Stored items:
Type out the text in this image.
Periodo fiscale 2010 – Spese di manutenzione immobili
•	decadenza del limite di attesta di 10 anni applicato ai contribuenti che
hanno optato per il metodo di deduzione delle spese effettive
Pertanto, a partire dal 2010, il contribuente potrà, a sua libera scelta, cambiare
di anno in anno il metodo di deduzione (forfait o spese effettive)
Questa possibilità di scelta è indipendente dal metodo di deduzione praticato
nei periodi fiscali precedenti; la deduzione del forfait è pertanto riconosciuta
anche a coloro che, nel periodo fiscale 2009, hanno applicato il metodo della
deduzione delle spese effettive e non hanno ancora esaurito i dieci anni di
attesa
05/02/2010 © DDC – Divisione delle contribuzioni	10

■ **SHORT EXERCISE**: All of the entries above need to be reproduced exactly.

■ **TASK RESULT**:
Type out the text in this image.
Periodo fiscale 2010 – Spese di manutenzione immobili
•	decadenza del limite di attesta di 10 anni applicato ai contribuenti che
hanno optato per il metodo di deduzione delle spese effettive
Pertanto, a partire dal 2010, il contribuente potrà, a sua libera scelta, cambiare
di anno in anno il metodo di deduzione (forfait o spese effettive)
Questa possibilità di scelta è indipendente dal metodo di deduzione praticato
nei periodi fiscali precedenti; la deduzione del forfait è pertanto riconosciuta
anche a coloro che, nel periodo fiscale 2009, hanno applicato il metodo della
deduzione delle spese effettive e non hanno ancora esaurito i dieci anni di
attesa
05/02/2010 © DDC – Divisione delle contribuzioni	10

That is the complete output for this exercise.